* _Exercise prompt_: Word for word, retype every entry in the listing.

++++ Data provided

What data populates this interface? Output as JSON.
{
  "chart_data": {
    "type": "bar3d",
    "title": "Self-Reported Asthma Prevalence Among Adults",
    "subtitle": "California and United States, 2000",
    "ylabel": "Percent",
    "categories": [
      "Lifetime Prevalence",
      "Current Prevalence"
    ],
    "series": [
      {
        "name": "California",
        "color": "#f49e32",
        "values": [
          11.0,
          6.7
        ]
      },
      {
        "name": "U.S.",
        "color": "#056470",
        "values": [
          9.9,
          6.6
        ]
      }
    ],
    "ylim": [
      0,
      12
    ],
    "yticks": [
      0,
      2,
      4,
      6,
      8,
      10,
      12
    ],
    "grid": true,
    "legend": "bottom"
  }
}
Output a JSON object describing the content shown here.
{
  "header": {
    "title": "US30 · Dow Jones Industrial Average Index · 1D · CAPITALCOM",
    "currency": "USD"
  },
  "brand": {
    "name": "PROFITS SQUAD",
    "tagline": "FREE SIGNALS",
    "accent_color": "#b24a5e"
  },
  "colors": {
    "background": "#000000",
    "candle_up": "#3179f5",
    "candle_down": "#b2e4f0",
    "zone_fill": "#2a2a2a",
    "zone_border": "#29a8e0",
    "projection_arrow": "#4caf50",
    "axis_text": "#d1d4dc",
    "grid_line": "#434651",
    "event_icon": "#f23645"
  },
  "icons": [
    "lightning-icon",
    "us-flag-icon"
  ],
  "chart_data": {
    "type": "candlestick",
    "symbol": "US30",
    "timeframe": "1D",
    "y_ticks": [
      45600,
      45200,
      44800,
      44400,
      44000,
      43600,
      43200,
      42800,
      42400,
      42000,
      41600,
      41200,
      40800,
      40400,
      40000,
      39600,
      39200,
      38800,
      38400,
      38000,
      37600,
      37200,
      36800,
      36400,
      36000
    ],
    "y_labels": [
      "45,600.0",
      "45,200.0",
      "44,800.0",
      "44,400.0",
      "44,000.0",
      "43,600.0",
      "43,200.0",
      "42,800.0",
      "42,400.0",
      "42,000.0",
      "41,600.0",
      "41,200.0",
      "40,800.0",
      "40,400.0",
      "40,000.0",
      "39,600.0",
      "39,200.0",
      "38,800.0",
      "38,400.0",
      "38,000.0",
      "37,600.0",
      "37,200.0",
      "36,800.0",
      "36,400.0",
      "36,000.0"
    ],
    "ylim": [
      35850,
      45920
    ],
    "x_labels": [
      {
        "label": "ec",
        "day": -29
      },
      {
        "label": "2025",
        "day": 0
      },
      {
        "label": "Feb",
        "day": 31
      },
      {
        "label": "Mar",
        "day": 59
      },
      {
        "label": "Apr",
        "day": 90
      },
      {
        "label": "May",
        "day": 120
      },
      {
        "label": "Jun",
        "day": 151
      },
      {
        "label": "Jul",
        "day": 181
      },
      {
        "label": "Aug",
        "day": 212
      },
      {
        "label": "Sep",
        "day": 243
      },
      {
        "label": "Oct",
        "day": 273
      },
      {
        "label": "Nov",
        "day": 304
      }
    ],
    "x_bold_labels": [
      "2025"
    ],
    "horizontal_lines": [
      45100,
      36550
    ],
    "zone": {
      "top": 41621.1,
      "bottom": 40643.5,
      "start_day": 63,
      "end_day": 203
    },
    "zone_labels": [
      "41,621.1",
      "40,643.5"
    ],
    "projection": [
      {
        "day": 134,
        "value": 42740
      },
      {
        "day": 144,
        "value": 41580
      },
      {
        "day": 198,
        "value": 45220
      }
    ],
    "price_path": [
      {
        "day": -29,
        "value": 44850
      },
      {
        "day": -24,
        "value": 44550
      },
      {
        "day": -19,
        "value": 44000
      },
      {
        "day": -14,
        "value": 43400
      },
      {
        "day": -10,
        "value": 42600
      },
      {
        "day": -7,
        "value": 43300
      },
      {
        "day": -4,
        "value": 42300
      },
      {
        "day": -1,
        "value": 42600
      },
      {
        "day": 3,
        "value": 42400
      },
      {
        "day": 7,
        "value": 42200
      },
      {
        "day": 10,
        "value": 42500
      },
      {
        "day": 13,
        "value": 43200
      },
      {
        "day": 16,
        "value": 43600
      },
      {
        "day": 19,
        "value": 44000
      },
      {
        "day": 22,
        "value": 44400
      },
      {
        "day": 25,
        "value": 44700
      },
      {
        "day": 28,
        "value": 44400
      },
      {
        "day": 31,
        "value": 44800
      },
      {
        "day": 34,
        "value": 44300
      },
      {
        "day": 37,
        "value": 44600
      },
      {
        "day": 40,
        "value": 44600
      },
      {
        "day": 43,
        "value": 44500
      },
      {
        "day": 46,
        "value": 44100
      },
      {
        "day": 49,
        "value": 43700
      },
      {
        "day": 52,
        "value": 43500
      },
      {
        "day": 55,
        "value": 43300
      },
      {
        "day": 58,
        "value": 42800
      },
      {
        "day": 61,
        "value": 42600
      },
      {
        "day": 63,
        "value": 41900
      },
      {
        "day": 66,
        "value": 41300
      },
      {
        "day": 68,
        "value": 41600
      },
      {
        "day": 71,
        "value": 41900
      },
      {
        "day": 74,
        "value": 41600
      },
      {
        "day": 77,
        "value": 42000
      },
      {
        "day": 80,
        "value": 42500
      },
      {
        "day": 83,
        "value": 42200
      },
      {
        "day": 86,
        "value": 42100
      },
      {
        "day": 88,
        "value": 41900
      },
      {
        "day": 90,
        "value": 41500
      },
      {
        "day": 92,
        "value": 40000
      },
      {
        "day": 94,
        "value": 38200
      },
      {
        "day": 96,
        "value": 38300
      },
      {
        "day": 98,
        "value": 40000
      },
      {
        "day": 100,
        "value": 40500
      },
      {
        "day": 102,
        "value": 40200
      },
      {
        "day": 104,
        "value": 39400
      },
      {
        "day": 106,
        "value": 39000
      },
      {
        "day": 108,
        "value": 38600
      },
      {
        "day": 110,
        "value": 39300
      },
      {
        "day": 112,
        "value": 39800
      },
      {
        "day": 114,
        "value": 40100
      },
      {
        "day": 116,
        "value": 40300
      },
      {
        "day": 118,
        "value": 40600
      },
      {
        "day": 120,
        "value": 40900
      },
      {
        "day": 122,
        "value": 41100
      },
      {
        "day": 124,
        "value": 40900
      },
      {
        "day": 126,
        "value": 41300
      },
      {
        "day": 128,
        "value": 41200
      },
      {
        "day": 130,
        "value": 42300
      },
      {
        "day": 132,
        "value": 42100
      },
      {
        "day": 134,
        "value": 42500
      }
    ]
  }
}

++++++++

* _Solution to the exercise_:
What data populates this interface? Output as JSON.
{
  "chart_data": {
    "type": "bar3d",
    "title": "Self-Reported Asthma Prevalence Among Adults",
    "subtitle": "California and United States, 2000",
    "ylabel": "Percent",
    "categories": [
      "Lifetime Prevalence",
      "Current Prevalence"
    ],
    "series": [
      {
        "name": "California",
        "color": "#f49e32",
        "values": [
          11.0,
          6.7
        ]
      },
      {
        "name": "U.S.",
        "color": "#056470",
        "values": [
          9.9,
          6.6
        ]
      }
    ],
    "ylim": [
      0,
      12
    ],
    "yticks": [
      0,
      2,
      4,
      6,
      8,
      10,
      12
    ],
    "grid": true,
    "legend": "bottom"
  }
}
Output a JSON object describing the content shown here.
{
  "header": {
    "title": "US30 · Dow Jones Industrial Average Index · 1D · CAPITALCOM",
    "currency": "USD"
  },
  "brand": {
    "name": "PROFITS SQUAD",
    "tagline": "FREE SIGNALS",
    "accent_color": "#b24a5e"
  },
  "colors": {
    "background": "#000000",
    "candle_up": "#3179f5",
    "candle_down": "#b2e4f0",
    "zone_fill": "#2a2a2a",
    "zone_border": "#29a8e0",
    "projection_arrow": "#4caf50",
    "axis_text": "#d1d4dc",
    "grid_line": "#434651",
    "event_icon": "#f23645"
  },
  "icons": [
    "lightning-icon",
    "us-flag-icon"
  ],
  "chart_data": {
    "type": "candlestick",
    "symbol": "US30",
    "timeframe": "1D",
    "y_ticks": [
      45600,
      45200,
      44800,
      44400,
      44000,
      43600,
      43200,
      42800,
      42400,
      42000,
      41600,
      41200,
      40800,
      40400,
      40000,
      39600,
      39200,
      38800,
      38400,
      38000,
      37600,
      37200,
      36800,
      36400,
      36000
    ],
    "y_labels": [
      "45,600.0",
      "45,200.0",
      "44,800.0",
      "44,400.0",
      "44,000.0",
      "43,600.0",
      "43,200.0",
      "42,800.0",
      "42,400.0",
      "42,000.0",
      "41,600.0",
      "41,200.0",
      "40,800.0",
      "40,400.0",
      "40,000.0",
      "39,600.0",
      "39,200.0",
      "38,800.0",
      "38,400.0",
      "38,000.0",
      "37,600.0",
      "37,200.0",
      "36,800.0",
      "36,400.0",
      "36,000.0"
    ],
    "ylim": [
      35850,
      45920
    ],
    "x_labels": [
      {
        "label": "ec",
        "day": -29
      },
      {
        "label": "2025",
        "day": 0
      },
      {
        "label": "Feb",
        "day": 31
      },
      {
        "label": "Mar",
        "day": 59
      },
      {
        "label": "Apr",
        "day": 90
      },
      {
        "label": "May",
        "day": 120
      },
      {
        "label": "Jun",
        "day": 151
      },
      {
        "label": "Jul",
        "day": 181
      },
      {
        "label": "Aug",
        "day": 212
      },
      {
        "label": "Sep",
        "day": 243
      },
      {
        "label": "Oct",
        "day": 273
      },
      {
        "label": "Nov",
        "day": 304
      }
    ],
    "x_bold_labels": [
      "2025"
    ],
    "horizontal_lines": [
      45100,
      36550
    ],
    "zone": {
      "top": 41621.1,
      "bottom": 40643.5,
      "start_day": 63,
      "end_day": 203
    },
    "zone_labels": [
      "41,621.1",
      "40,643.5"
    ],
    "projection": [
      {
        "day": 134,
        "value": 42740
      },
      {
        "day": 144,
        "value": 41580
      },
      {
        "day": 198,
        "value": 45220
      }
    ],
    "price_path": [
      {
        "day": -29,
        "value": 44850
      },
      {
        "day": -24,
        "value": 44550
      },
      {
        "day": -19,
        "value": 44000
      },
      {
        "day": -14,
        "value": 43400
      },
      {
        "day": -10,
        "value": 42600
      },
      {
        "day": -7,
        "value": 43300
      },
      {
        "day": -4,
        "value": 42300
      },
      {
        "day": -1,
        "value": 42600
      },
      {
        "day": 3,
        "value": 42400
      },
      {
        "day": 7,
        "value": 42200
      },
      {
        "day": 10,
        "value": 42500
      },
      {
        "day": 13,
        "value": 43200
      },
      {
        "day": 16,
        "value": 43600
      },
      {
        "day": 19,
        "value": 44000
      },
      {
        "day": 22,
        "value": 44400
      },
      {
        "day": 25,
        "value": 44700
      },
      {
        "day": 28,
        "value": 44400
      },
      {
        "day": 31,
        "value": 44800
      },
      {
        "day": 34,
        "value": 44300
      },
      {
        "day": 37,
        "value": 44600
      },
      {
        "day": 40,
        "value": 44600
      },
      {
        "day": 43,
        "value": 44500
      },
      {
        "day": 46,
        "value": 44100
      },
      {
        "day": 49,
        "value": 43700
      },
      {
        "day": 52,
        "value": 43500
      },
      {
        "day": 55,
        "value": 43300
      },
      {
        "day": 58,
        "value": 42800
      },
      {
        "day": 61,
        "value": 42600
      },
      {
        "day": 63,
        "value": 41900
      },
      {
        "day": 66,
        "value": 41300
      },
      {
        "day": 68,
        "value": 41600
      },
      {
        "day": 71,
        "value": 41900
      },
      {
        "day": 74,
        "value": 41600
      },
      {
        "day": 77,
        "value": 42000
      },
      {
        "day": 80,
        "value": 42500
      },
      {
        "day": 83,
        "value": 42200
      },
      {
        "day": 86,
        "value": 42100
      },
      {
        "day": 88,
        "value": 41900
      },
      {
        "day": 90,
        "value": 41500
      },
      {
        "day": 92,
        "value": 40000
      },
      {
        "day": 94,
        "value": 38200
      },
      {
        "day": 96,
        "value": 38300
      },
      {
        "day": 98,
        "value": 40000
      },
      {
        "day": 100,
        "value": 40500
      },
      {
        "day": 102,
        "value": 40200
      },
      {
        "day": 104,
        "value": 39400
      },
      {
        "day": 106,
        "value": 39000
      },
      {
        "day": 108,
        "value": 38600
      },
      {
        "day": 110,
        "value": 39300
      },
      {
        "day": 112,
        "value": 39800
      },
      {
        "day": 114,
        "value": 40100
      },
      {
        "day": 116,
        "value": 40300
      },
      {
        "day": 118,
        "value": 40600
      },
      {
        "day": 120,
        "value": 40900
      },
      {
        "day": 122,
        "value": 41100
      },
      {
        "day": 124,
        "value": 40900
      },
      {
        "day": 126,
        "value": 41300
      },
      {
        "day": 128,
        "value": 41200
      },
      {
        "day": 130,
        "value": 42300
      },
      {
        "day": 132,
        "value": 42100
      },
      {
        "day": 134,
        "value": 42500
      }
    ]
  }
}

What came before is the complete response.